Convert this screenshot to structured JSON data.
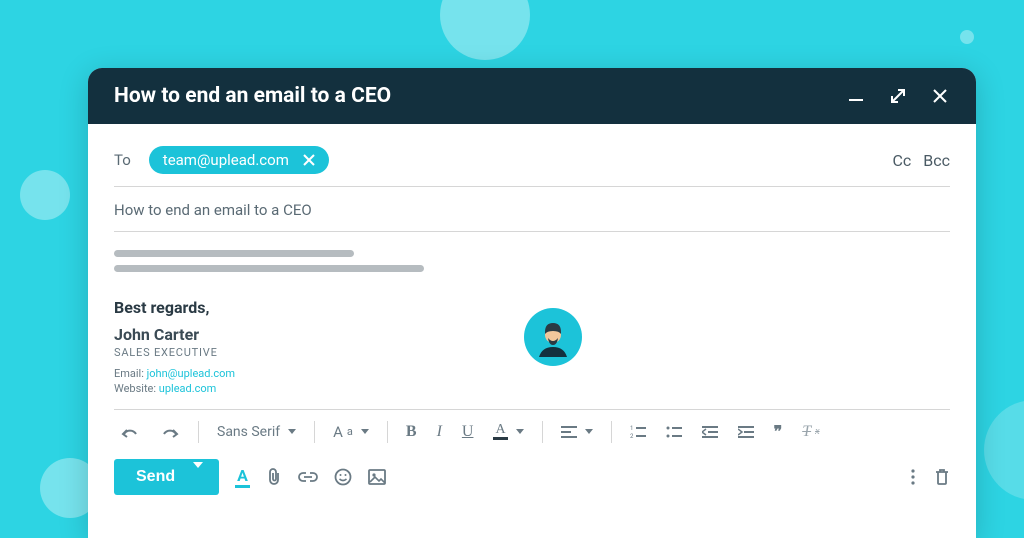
{
  "window": {
    "title": "How to end an email to a CEO"
  },
  "compose": {
    "to_label": "To",
    "recipient": "team@uplead.com",
    "cc_label": "Cc",
    "bcc_label": "Bcc",
    "subject": "How to end an email to a CEO"
  },
  "signature": {
    "closing": "Best regards,",
    "name": "John Carter",
    "title": "SALES EXECUTIVE",
    "email_label": "Email:",
    "email": "john@uplead.com",
    "website_label": "Website:",
    "website": "uplead.com"
  },
  "toolbar": {
    "font_family": "Sans Serif",
    "font_size_label": "Aa",
    "bold": "B",
    "italic": "I",
    "underline": "U",
    "color_label": "A",
    "quote": "❞"
  },
  "actions": {
    "send": "Send",
    "text_color_label": "A"
  }
}
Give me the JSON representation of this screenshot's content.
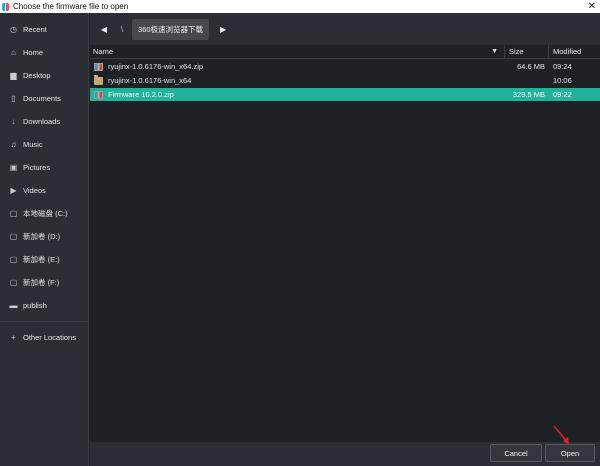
{
  "window": {
    "title": "Choose the firmware file to open",
    "close_glyph": "✕"
  },
  "sidebar": {
    "items": [
      {
        "label": "Recent",
        "icon": "clock-icon",
        "glyph": "◷"
      },
      {
        "label": "Home",
        "icon": "home-icon",
        "glyph": "⌂"
      },
      {
        "label": "Desktop",
        "icon": "desktop-folder-icon",
        "glyph": "▆"
      },
      {
        "label": "Documents",
        "icon": "document-icon",
        "glyph": "▯"
      },
      {
        "label": "Downloads",
        "icon": "download-icon",
        "glyph": "↓"
      },
      {
        "label": "Music",
        "icon": "music-icon",
        "glyph": "♫"
      },
      {
        "label": "Pictures",
        "icon": "picture-icon",
        "glyph": "▣"
      },
      {
        "label": "Videos",
        "icon": "video-icon",
        "glyph": "▶"
      },
      {
        "label": "本地磁盘 (C:)",
        "icon": "drive-icon",
        "glyph": "▢"
      },
      {
        "label": "新加卷 (D:)",
        "icon": "drive-icon",
        "glyph": "▢"
      },
      {
        "label": "新加卷 (E:)",
        "icon": "drive-icon",
        "glyph": "▢"
      },
      {
        "label": "新加卷 (F:)",
        "icon": "drive-icon",
        "glyph": "▢"
      },
      {
        "label": "publish",
        "icon": "folder-icon",
        "glyph": "▬"
      }
    ],
    "other": {
      "label": "Other Locations",
      "glyph": "+"
    }
  },
  "pathbar": {
    "back_glyph": "◀",
    "root": "\\",
    "current": "360极速浏览器下载",
    "forward_glyph": "▶"
  },
  "columns": {
    "name": "Name",
    "size": "Size",
    "modified": "Modified",
    "sort_glyph": "▼"
  },
  "files": [
    {
      "name": "ryujinx-1.0.6176-win_x64.zip",
      "size": "64.6 MB",
      "modified": "09:24",
      "type": "zip"
    },
    {
      "name": "ryujinx-1.0.6176-win_x64",
      "size": "",
      "modified": "10:06",
      "type": "folder"
    },
    {
      "name": "Firmware 10.2.0.zip",
      "size": "329.5 MB",
      "modified": "09:22",
      "type": "zip",
      "selected": true
    }
  ],
  "buttons": {
    "cancel": "Cancel",
    "open": "Open"
  },
  "colors": {
    "selection": "#1fb49a",
    "annotation_arrow": "#e02020"
  }
}
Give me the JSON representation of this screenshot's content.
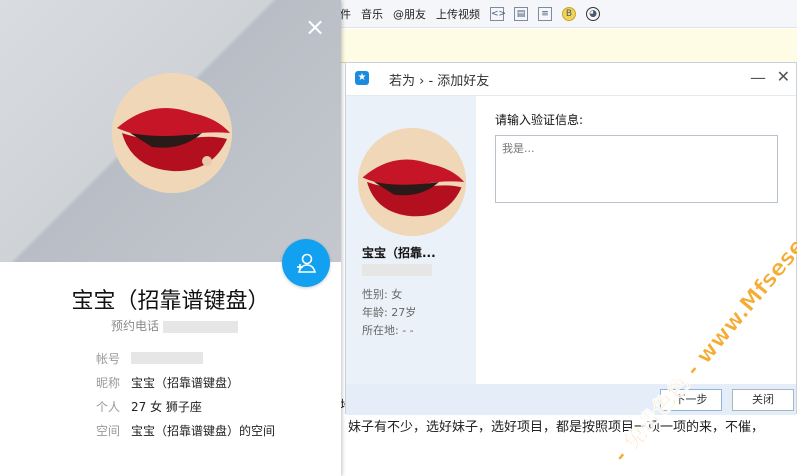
{
  "toolbar": {
    "items": [
      "件",
      "音乐",
      "@朋友",
      "上传视频"
    ],
    "icons": [
      "code-icon",
      "page-icon",
      "list-icon",
      "bg-icon",
      "qq-penguin-icon"
    ]
  },
  "background": {
    "bottom_text": "妹子有不少，选好妹子，选好项目，都是按照项目一项一项的来，不催，",
    "side_char": "地"
  },
  "profile": {
    "name": "宝宝（招靠谱键盘）",
    "phone_label": "预约电话",
    "rows": [
      {
        "label": "帐号",
        "value": ""
      },
      {
        "label": "昵称",
        "value": "宝宝（招靠谱键盘）"
      },
      {
        "label": "个人",
        "value": "27 女 狮子座"
      },
      {
        "label": "空间",
        "value": "宝宝（招靠谱键盘）的空间"
      }
    ]
  },
  "dialog": {
    "title": "若为 › - 添加好友",
    "name": "宝宝（招靠...",
    "gender": "性别: 女",
    "age": "年龄: 27岁",
    "location": "所在地:  -    -",
    "verify_label": "请输入验证信息:",
    "verify_placeholder": "我是...",
    "next_label": "下一步",
    "close_label": "关闭"
  },
  "watermark": "- 免费色色 - www.Mfsese.com",
  "colors": {
    "accent": "#12a1f0",
    "watermark": "#f5a623"
  }
}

◆ ◆ ◆ ◆

What is required:
Copy each line in full and exactly, omitting any picture.

Exercise solution:
Convert this screenshot to structured JSON data.
{
  "window": {
    "title": "How to end an email to a CEO"
  },
  "compose": {
    "to_label": "To",
    "recipient": "team@uplead.com",
    "cc_label": "Cc",
    "bcc_label": "Bcc",
    "subject": "How to end an email to a CEO"
  },
  "signature": {
    "closing": "Best regards,",
    "name": "John Carter",
    "title": "SALES EXECUTIVE",
    "email_label": "Email:",
    "email": "john@uplead.com",
    "website_label": "Website:",
    "website": "uplead.com"
  },
  "toolbar": {
    "font_family": "Sans Serif",
    "font_size_label": "Aa",
    "bold": "B",
    "italic": "I",
    "underline": "U",
    "color_label": "A",
    "quote": "❞"
  },
  "actions": {
    "send": "Send",
    "text_color_label": "A"
  }
}
Give me the JSON representation of this screenshot's content.
{
  "window": {
    "title": "Choose the firmware file to open",
    "close_glyph": "✕"
  },
  "sidebar": {
    "items": [
      {
        "label": "Recent",
        "icon": "clock-icon",
        "glyph": "◷"
      },
      {
        "label": "Home",
        "icon": "home-icon",
        "glyph": "⌂"
      },
      {
        "label": "Desktop",
        "icon": "desktop-folder-icon",
        "glyph": "▆"
      },
      {
        "label": "Documents",
        "icon": "document-icon",
        "glyph": "▯"
      },
      {
        "label": "Downloads",
        "icon": "download-icon",
        "glyph": "↓"
      },
      {
        "label": "Music",
        "icon": "music-icon",
        "glyph": "♫"
      },
      {
        "label": "Pictures",
        "icon": "picture-icon",
        "glyph": "▣"
      },
      {
        "label": "Videos",
        "icon": "video-icon",
        "glyph": "▶"
      },
      {
        "label": "本地磁盘 (C:)",
        "icon": "drive-icon",
        "glyph": "▢"
      },
      {
        "label": "新加卷 (D:)",
        "icon": "drive-icon",
        "glyph": "▢"
      },
      {
        "label": "新加卷 (E:)",
        "icon": "drive-icon",
        "glyph": "▢"
      },
      {
        "label": "新加卷 (F:)",
        "icon": "drive-icon",
        "glyph": "▢"
      },
      {
        "label": "publish",
        "icon": "folder-icon",
        "glyph": "▬"
      }
    ],
    "other": {
      "label": "Other Locations",
      "glyph": "+"
    }
  },
  "pathbar": {
    "back_glyph": "◀",
    "root": "\\",
    "current": "360极速浏览器下载",
    "forward_glyph": "▶"
  },
  "columns": {
    "name": "Name",
    "size": "Size",
    "modified": "Modified",
    "sort_glyph": "▼"
  },
  "files": [
    {
      "name": "ryujinx-1.0.6176-win_x64.zip",
      "size": "64.6 MB",
      "modified": "09:24",
      "type": "zip"
    },
    {
      "name": "ryujinx-1.0.6176-win_x64",
      "size": "",
      "modified": "10:06",
      "type": "folder"
    },
    {
      "name": "Firmware 10.2.0.zip",
      "size": "329.5 MB",
      "modified": "09:22",
      "type": "zip",
      "selected": true
    }
  ],
  "buttons": {
    "cancel": "Cancel",
    "open": "Open"
  },
  "colors": {
    "selection": "#1fb49a",
    "annotation_arrow": "#e02020"
  }
}
Give me the JSON representation of this screenshot's content.
{
  "toolbar": {
    "items": [
      "件",
      "音乐",
      "@朋友",
      "上传视频"
    ],
    "icons": [
      "code-icon",
      "page-icon",
      "list-icon",
      "bg-icon",
      "qq-penguin-icon"
    ]
  },
  "background": {
    "bottom_text": "妹子有不少，选好妹子，选好项目，都是按照项目一项一项的来，不催，",
    "side_char": "地"
  },
  "profile": {
    "name": "宝宝（招靠谱键盘）",
    "phone_label": "预约电话",
    "rows": [
      {
        "label": "帐号",
        "value": ""
      },
      {
        "label": "昵称",
        "value": "宝宝（招靠谱键盘）"
      },
      {
        "label": "个人",
        "value": "27 女 狮子座"
      },
      {
        "label": "空间",
        "value": "宝宝（招靠谱键盘）的空间"
      }
    ]
  },
  "dialog": {
    "title": "若为 › - 添加好友",
    "name": "宝宝（招靠...",
    "gender": "性别: 女",
    "age": "年龄: 27岁",
    "location": "所在地:  -    -",
    "verify_label": "请输入验证信息:",
    "verify_placeholder": "我是...",
    "next_label": "下一步",
    "close_label": "关闭"
  },
  "watermark": "- 免费色色 - www.Mfsese.com",
  "colors": {
    "accent": "#12a1f0",
    "watermark": "#f5a623"
  }
}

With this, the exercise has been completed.